BEGIN Records provided

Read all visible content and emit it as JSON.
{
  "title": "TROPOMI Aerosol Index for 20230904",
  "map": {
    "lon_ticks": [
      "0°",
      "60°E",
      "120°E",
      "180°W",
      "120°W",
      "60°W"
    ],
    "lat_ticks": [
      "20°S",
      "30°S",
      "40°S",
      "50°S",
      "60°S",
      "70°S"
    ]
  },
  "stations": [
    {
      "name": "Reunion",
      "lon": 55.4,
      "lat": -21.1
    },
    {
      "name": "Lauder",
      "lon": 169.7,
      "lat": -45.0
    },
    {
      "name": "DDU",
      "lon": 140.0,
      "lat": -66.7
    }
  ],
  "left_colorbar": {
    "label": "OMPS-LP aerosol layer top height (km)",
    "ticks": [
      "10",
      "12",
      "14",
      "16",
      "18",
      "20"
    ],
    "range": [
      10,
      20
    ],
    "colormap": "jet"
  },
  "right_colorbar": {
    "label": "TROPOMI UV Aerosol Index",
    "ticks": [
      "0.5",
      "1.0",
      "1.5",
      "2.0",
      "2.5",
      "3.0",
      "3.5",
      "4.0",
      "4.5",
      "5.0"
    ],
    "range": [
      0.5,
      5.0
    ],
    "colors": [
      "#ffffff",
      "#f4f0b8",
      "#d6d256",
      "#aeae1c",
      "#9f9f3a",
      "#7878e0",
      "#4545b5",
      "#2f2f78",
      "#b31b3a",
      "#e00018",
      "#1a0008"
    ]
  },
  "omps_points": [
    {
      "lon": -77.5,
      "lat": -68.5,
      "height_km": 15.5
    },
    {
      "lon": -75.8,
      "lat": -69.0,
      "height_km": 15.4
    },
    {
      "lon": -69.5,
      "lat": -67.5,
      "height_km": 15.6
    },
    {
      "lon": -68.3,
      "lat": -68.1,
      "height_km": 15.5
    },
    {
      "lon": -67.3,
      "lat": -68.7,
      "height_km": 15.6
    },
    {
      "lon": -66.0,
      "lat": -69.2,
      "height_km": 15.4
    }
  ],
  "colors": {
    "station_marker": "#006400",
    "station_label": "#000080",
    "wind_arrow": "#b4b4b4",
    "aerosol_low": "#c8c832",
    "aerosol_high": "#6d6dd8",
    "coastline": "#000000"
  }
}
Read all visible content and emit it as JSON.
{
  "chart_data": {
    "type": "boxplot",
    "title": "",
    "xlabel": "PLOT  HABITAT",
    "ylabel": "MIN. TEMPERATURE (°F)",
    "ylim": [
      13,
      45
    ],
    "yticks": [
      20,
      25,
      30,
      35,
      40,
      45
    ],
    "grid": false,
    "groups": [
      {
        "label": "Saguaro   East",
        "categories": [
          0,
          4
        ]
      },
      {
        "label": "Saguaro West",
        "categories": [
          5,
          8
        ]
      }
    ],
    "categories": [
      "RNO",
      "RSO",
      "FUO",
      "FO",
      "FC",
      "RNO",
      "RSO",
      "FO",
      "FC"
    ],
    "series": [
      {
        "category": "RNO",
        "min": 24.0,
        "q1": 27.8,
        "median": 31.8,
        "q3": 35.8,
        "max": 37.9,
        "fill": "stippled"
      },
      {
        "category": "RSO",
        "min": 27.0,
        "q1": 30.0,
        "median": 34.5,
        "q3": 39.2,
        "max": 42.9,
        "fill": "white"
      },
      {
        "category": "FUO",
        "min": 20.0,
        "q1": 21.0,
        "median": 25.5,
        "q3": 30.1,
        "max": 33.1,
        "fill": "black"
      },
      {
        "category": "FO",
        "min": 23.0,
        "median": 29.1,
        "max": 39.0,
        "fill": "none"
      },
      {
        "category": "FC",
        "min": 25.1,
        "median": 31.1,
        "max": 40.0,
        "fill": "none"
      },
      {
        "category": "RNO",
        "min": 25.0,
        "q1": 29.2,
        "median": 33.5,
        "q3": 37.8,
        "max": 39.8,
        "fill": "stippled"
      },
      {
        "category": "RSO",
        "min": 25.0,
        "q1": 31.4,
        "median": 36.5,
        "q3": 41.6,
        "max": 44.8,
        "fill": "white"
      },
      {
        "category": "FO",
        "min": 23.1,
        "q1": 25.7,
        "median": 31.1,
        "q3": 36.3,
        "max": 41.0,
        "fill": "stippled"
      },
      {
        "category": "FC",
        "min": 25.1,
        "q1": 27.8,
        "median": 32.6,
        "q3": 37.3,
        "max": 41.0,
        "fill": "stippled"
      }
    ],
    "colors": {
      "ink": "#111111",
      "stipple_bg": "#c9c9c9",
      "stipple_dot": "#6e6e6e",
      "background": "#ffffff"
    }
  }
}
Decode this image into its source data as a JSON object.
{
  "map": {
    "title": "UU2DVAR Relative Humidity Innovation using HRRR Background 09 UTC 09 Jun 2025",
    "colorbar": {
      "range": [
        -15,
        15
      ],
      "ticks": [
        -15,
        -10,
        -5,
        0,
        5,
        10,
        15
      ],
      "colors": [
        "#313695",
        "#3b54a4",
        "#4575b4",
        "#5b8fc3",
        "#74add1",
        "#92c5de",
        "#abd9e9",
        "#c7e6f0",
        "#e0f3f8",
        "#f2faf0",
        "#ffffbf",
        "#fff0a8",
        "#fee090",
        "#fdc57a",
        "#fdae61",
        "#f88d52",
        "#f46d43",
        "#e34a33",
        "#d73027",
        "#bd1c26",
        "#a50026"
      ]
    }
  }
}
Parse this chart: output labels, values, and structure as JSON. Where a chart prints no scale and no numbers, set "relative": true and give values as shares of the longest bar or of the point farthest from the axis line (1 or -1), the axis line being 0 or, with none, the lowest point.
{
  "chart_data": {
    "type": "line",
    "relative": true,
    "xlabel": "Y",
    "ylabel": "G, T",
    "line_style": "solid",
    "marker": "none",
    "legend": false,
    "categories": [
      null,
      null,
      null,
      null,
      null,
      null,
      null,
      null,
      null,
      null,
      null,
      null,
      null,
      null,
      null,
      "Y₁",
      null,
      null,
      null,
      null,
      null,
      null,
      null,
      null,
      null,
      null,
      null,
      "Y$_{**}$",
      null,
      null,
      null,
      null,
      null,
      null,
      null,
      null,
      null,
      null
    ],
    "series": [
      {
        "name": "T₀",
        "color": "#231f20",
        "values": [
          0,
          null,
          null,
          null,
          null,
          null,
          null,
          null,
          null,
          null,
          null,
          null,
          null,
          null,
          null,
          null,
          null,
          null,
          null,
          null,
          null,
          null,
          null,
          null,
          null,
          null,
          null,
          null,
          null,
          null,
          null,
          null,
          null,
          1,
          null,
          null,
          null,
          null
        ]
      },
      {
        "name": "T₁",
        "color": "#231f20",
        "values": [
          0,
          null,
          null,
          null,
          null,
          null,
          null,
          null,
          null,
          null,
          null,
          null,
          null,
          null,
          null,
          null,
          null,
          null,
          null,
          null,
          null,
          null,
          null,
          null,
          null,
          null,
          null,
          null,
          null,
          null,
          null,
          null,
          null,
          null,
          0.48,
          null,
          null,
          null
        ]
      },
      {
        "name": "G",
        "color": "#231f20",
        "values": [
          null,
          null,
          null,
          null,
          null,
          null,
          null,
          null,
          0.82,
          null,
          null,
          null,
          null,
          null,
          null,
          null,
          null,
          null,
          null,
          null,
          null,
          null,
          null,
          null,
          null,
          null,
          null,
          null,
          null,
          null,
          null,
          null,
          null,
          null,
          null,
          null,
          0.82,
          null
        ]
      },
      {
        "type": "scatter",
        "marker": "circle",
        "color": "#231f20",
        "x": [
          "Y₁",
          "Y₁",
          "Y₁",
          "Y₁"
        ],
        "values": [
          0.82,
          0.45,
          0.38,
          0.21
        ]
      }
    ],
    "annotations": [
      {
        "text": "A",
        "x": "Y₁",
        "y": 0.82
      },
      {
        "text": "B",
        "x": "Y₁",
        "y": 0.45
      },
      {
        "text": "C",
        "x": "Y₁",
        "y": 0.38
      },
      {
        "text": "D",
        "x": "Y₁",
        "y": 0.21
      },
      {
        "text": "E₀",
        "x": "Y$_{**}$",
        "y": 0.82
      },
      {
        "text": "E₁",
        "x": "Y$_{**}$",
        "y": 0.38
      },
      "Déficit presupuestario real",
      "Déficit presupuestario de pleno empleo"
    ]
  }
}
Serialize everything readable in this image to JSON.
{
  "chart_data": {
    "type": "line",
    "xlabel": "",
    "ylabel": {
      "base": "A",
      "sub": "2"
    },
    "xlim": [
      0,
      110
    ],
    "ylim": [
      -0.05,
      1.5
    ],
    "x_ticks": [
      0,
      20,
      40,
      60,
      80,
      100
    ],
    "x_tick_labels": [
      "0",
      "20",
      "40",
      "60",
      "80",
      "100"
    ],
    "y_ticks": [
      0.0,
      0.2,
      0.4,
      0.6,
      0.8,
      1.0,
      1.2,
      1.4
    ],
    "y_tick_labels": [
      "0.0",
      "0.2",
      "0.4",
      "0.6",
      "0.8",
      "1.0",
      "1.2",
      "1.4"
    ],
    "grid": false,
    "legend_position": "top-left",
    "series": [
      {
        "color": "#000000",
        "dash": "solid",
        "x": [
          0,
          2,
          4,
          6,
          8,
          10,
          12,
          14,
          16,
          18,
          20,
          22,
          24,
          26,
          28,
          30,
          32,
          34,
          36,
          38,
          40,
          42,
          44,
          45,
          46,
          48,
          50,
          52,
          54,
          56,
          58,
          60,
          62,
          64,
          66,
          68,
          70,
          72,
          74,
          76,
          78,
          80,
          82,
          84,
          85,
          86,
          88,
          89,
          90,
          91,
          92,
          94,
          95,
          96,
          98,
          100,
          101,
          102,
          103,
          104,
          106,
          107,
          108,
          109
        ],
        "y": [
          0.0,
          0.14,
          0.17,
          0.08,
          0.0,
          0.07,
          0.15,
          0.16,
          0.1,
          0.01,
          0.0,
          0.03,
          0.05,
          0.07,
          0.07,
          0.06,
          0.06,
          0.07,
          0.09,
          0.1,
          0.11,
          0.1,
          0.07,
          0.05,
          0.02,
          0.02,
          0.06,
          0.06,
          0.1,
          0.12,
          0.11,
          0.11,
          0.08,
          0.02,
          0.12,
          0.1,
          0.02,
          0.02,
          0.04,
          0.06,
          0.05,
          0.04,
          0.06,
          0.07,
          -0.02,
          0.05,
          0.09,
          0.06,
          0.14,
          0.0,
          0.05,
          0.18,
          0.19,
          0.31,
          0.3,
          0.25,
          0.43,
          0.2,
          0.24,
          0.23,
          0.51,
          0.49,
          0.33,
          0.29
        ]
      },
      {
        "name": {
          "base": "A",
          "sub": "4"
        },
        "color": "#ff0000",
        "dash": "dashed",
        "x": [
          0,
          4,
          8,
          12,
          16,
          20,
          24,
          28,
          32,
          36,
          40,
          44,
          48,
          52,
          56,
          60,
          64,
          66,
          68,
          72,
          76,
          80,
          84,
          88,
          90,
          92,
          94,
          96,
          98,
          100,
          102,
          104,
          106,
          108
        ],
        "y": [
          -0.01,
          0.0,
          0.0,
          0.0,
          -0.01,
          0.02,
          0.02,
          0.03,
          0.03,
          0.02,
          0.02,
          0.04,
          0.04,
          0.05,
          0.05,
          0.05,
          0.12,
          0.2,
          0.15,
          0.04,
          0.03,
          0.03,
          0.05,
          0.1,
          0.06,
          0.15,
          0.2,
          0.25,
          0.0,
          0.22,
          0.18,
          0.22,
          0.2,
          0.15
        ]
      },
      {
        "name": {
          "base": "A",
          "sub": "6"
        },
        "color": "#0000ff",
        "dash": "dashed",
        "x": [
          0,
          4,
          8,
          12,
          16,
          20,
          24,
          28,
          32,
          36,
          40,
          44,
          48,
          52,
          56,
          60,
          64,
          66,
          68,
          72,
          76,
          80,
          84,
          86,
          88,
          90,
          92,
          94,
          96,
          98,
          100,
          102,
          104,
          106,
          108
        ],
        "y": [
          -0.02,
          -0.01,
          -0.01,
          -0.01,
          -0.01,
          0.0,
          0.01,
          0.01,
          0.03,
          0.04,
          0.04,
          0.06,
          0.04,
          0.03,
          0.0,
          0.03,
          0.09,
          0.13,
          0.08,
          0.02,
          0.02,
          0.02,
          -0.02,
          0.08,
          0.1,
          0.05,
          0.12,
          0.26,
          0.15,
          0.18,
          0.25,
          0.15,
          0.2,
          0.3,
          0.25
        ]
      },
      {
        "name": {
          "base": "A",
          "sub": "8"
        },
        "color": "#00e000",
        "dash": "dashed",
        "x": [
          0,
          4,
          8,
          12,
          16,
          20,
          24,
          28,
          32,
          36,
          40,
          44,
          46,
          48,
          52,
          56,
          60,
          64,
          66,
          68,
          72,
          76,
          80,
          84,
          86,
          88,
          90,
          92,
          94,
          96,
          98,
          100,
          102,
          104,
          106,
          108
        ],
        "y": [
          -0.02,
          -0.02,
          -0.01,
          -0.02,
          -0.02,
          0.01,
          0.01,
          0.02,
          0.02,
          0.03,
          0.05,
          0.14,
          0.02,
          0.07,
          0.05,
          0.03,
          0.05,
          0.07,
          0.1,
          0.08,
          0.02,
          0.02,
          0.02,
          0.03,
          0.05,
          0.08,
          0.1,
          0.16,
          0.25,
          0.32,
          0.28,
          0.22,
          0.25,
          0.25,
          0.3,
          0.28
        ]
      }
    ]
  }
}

END Records provided

The exercise: Pick out and copy every line that contains the word "median".

Complete answer:
        "median": 31.8,
        "median": 34.5,
        "median": 25.5,
        "median": 29.1,
        "median": 31.1,
        "median": 33.5,
        "median": 36.5,
        "median": 31.1,
        "median": 32.6,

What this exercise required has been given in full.